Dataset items

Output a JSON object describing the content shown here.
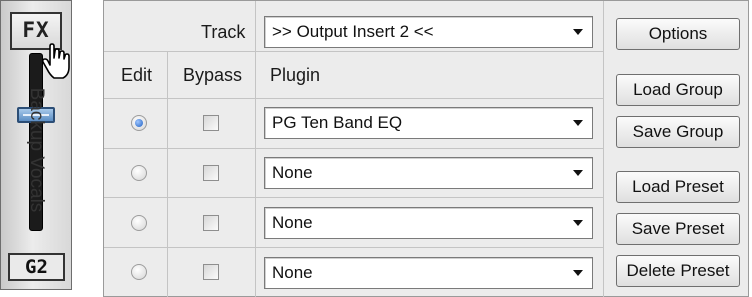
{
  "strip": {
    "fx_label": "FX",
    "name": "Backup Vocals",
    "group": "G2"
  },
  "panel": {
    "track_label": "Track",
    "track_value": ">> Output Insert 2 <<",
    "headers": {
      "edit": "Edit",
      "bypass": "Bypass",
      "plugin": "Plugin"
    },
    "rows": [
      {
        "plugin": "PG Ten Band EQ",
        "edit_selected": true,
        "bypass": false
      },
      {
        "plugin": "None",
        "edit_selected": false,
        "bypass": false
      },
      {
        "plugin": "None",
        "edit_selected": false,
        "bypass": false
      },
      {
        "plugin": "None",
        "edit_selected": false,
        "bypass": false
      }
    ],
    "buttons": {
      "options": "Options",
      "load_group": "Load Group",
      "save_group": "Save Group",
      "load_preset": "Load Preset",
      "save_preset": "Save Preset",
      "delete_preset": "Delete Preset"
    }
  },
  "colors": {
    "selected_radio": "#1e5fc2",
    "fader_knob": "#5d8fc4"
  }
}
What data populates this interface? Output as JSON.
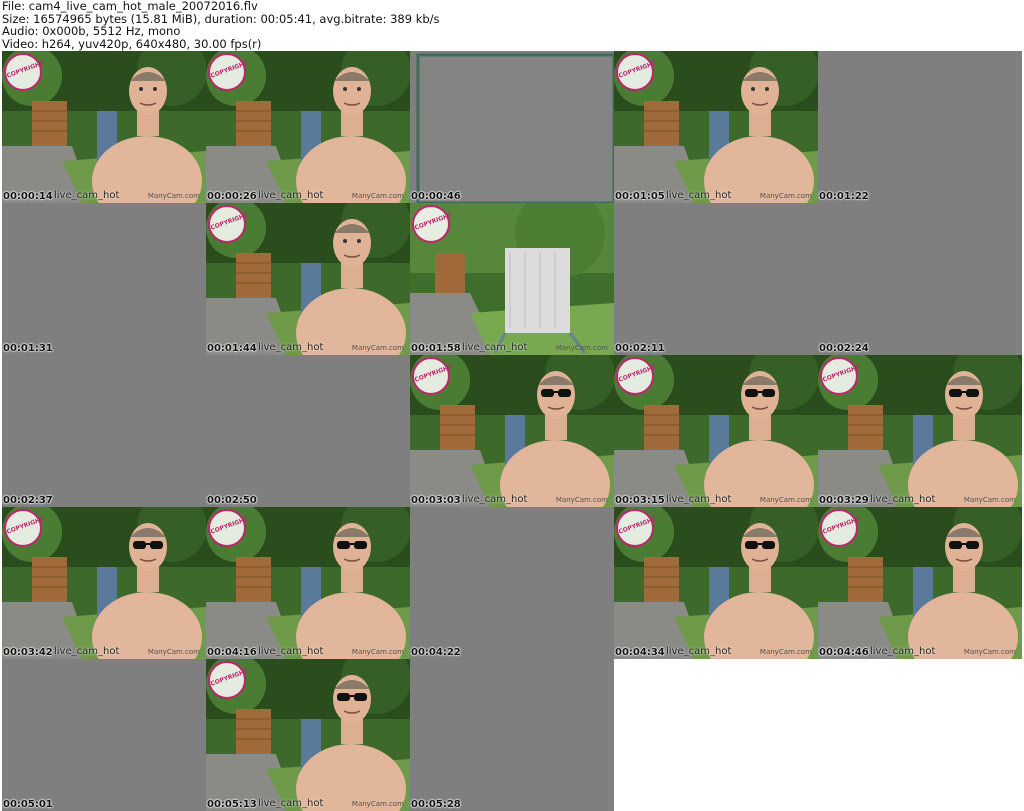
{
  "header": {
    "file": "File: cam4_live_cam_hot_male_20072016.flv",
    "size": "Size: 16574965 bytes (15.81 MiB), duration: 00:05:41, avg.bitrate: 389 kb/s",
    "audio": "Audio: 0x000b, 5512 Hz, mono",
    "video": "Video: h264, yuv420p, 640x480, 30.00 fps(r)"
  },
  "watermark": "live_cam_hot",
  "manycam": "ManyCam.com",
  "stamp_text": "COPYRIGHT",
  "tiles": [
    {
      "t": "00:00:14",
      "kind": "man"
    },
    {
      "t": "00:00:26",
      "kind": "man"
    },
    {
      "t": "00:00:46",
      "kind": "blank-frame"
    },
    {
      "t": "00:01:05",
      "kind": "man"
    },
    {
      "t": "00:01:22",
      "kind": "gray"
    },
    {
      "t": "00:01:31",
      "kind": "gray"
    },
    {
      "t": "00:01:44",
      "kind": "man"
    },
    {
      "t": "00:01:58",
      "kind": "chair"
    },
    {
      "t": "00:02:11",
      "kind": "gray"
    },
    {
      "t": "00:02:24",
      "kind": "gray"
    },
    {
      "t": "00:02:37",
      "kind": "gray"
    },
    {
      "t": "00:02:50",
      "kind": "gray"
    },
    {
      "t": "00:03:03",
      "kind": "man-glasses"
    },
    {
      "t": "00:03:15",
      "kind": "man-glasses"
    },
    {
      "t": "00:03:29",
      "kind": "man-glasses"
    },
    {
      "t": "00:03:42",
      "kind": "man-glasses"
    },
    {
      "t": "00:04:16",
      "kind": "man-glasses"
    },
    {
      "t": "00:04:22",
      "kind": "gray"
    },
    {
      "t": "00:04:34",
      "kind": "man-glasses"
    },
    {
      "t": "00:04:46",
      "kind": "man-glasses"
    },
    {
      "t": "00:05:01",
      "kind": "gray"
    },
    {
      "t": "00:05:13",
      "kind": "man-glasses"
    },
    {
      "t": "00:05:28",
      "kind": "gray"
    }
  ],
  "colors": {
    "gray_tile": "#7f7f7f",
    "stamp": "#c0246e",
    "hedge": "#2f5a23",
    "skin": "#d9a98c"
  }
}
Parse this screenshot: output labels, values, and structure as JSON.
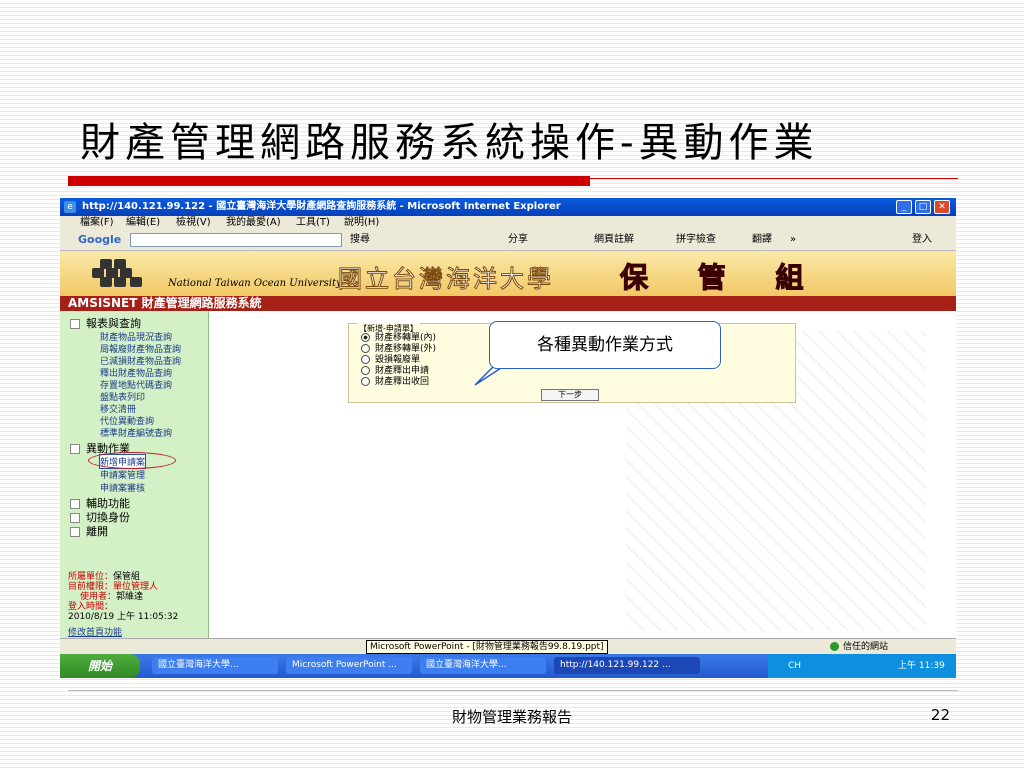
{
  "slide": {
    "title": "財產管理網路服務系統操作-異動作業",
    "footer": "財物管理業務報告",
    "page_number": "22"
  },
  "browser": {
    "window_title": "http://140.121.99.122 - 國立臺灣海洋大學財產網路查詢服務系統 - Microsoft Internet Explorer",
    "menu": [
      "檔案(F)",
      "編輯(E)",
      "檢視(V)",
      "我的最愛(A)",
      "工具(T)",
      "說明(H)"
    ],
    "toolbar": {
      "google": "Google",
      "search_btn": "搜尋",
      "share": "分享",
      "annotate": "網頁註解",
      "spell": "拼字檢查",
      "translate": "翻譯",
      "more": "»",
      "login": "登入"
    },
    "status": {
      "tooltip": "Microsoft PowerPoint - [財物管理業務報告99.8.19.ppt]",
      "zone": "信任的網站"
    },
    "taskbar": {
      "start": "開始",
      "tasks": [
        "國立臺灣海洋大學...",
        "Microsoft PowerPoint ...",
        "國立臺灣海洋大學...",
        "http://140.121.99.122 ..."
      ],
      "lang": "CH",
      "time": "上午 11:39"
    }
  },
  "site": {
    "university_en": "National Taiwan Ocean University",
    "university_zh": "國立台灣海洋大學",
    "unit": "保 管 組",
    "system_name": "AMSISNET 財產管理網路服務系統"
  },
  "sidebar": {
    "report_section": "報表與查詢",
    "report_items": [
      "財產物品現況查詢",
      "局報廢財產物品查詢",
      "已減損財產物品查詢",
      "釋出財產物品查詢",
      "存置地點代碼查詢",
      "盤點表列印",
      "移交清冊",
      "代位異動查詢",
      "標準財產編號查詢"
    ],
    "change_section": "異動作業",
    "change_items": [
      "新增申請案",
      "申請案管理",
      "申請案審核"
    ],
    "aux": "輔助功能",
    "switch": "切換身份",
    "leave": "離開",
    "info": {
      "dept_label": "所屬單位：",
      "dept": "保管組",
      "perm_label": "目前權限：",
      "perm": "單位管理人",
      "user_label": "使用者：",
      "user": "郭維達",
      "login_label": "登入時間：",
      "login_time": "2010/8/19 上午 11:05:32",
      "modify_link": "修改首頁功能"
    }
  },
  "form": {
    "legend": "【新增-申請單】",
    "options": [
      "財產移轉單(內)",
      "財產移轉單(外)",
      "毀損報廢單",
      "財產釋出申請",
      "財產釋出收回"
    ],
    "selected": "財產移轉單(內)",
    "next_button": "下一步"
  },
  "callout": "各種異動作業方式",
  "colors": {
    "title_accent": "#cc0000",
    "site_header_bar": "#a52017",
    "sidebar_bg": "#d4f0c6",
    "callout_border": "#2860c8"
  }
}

> **Your task**
Every record is to be reproduced exactly, with no pictures included.

> **Reply**
Output a JSON object describing the content shown here.
{
  "strip": {
    "fx_label": "FX",
    "name": "Backup Vocals",
    "group": "G2"
  },
  "panel": {
    "track_label": "Track",
    "track_value": ">> Output Insert 2 <<",
    "headers": {
      "edit": "Edit",
      "bypass": "Bypass",
      "plugin": "Plugin"
    },
    "rows": [
      {
        "plugin": "PG Ten Band EQ",
        "edit_selected": true,
        "bypass": false
      },
      {
        "plugin": "None",
        "edit_selected": false,
        "bypass": false
      },
      {
        "plugin": "None",
        "edit_selected": false,
        "bypass": false
      },
      {
        "plugin": "None",
        "edit_selected": false,
        "bypass": false
      }
    ],
    "buttons": {
      "options": "Options",
      "load_group": "Load Group",
      "save_group": "Save Group",
      "load_preset": "Load Preset",
      "save_preset": "Save Preset",
      "delete_preset": "Delete Preset"
    }
  },
  "colors": {
    "selected_radio": "#1e5fc2",
    "fader_knob": "#5d8fc4"
  }
}
What data populates this interface? Output as JSON.
{
  "header": {
    "file": "File: cam4_live_cam_hot_male_20072016.flv",
    "size": "Size: 16574965 bytes (15.81 MiB), duration: 00:05:41, avg.bitrate: 389 kb/s",
    "audio": "Audio: 0x000b, 5512 Hz, mono",
    "video": "Video: h264, yuv420p, 640x480, 30.00 fps(r)"
  },
  "watermark": "live_cam_hot",
  "manycam": "ManyCam.com",
  "stamp_text": "COPYRIGHT",
  "tiles": [
    {
      "t": "00:00:14",
      "kind": "man"
    },
    {
      "t": "00:00:26",
      "kind": "man"
    },
    {
      "t": "00:00:46",
      "kind": "blank-frame"
    },
    {
      "t": "00:01:05",
      "kind": "man"
    },
    {
      "t": "00:01:22",
      "kind": "gray"
    },
    {
      "t": "00:01:31",
      "kind": "gray"
    },
    {
      "t": "00:01:44",
      "kind": "man"
    },
    {
      "t": "00:01:58",
      "kind": "chair"
    },
    {
      "t": "00:02:11",
      "kind": "gray"
    },
    {
      "t": "00:02:24",
      "kind": "gray"
    },
    {
      "t": "00:02:37",
      "kind": "gray"
    },
    {
      "t": "00:02:50",
      "kind": "gray"
    },
    {
      "t": "00:03:03",
      "kind": "man-glasses"
    },
    {
      "t": "00:03:15",
      "kind": "man-glasses"
    },
    {
      "t": "00:03:29",
      "kind": "man-glasses"
    },
    {
      "t": "00:03:42",
      "kind": "man-glasses"
    },
    {
      "t": "00:04:16",
      "kind": "man-glasses"
    },
    {
      "t": "00:04:22",
      "kind": "gray"
    },
    {
      "t": "00:04:34",
      "kind": "man-glasses"
    },
    {
      "t": "00:04:46",
      "kind": "man-glasses"
    },
    {
      "t": "00:05:01",
      "kind": "gray"
    },
    {
      "t": "00:05:13",
      "kind": "man-glasses"
    },
    {
      "t": "00:05:28",
      "kind": "gray"
    }
  ],
  "colors": {
    "gray_tile": "#7f7f7f",
    "stamp": "#c0246e",
    "hedge": "#2f5a23",
    "skin": "#d9a98c"
  }
}
Parse this screenshot: output labels, values, and structure as JSON.
{
  "slide": {
    "title": "財產管理網路服務系統操作-異動作業",
    "footer": "財物管理業務報告",
    "page_number": "22"
  },
  "browser": {
    "window_title": "http://140.121.99.122 - 國立臺灣海洋大學財產網路查詢服務系統 - Microsoft Internet Explorer",
    "menu": [
      "檔案(F)",
      "編輯(E)",
      "檢視(V)",
      "我的最愛(A)",
      "工具(T)",
      "說明(H)"
    ],
    "toolbar": {
      "google": "Google",
      "search_btn": "搜尋",
      "share": "分享",
      "annotate": "網頁註解",
      "spell": "拼字檢查",
      "translate": "翻譯",
      "more": "»",
      "login": "登入"
    },
    "status": {
      "tooltip": "Microsoft PowerPoint - [財物管理業務報告99.8.19.ppt]",
      "zone": "信任的網站"
    },
    "taskbar": {
      "start": "開始",
      "tasks": [
        "國立臺灣海洋大學...",
        "Microsoft PowerPoint ...",
        "國立臺灣海洋大學...",
        "http://140.121.99.122 ..."
      ],
      "lang": "CH",
      "time": "上午 11:39"
    }
  },
  "site": {
    "university_en": "National Taiwan Ocean University",
    "university_zh": "國立台灣海洋大學",
    "unit": "保 管 組",
    "system_name": "AMSISNET 財產管理網路服務系統"
  },
  "sidebar": {
    "report_section": "報表與查詢",
    "report_items": [
      "財產物品現況查詢",
      "局報廢財產物品查詢",
      "已減損財產物品查詢",
      "釋出財產物品查詢",
      "存置地點代碼查詢",
      "盤點表列印",
      "移交清冊",
      "代位異動查詢",
      "標準財產編號查詢"
    ],
    "change_section": "異動作業",
    "change_items": [
      "新增申請案",
      "申請案管理",
      "申請案審核"
    ],
    "aux": "輔助功能",
    "switch": "切換身份",
    "leave": "離開",
    "info": {
      "dept_label": "所屬單位：",
      "dept": "保管組",
      "perm_label": "目前權限：",
      "perm": "單位管理人",
      "user_label": "使用者：",
      "user": "郭維達",
      "login_label": "登入時間：",
      "login_time": "2010/8/19 上午 11:05:32",
      "modify_link": "修改首頁功能"
    }
  },
  "form": {
    "legend": "【新增-申請單】",
    "options": [
      "財產移轉單(內)",
      "財產移轉單(外)",
      "毀損報廢單",
      "財產釋出申請",
      "財產釋出收回"
    ],
    "selected": "財產移轉單(內)",
    "next_button": "下一步"
  },
  "callout": "各種異動作業方式",
  "colors": {
    "title_accent": "#cc0000",
    "site_header_bar": "#a52017",
    "sidebar_bg": "#d4f0c6",
    "callout_border": "#2860c8"
  }
}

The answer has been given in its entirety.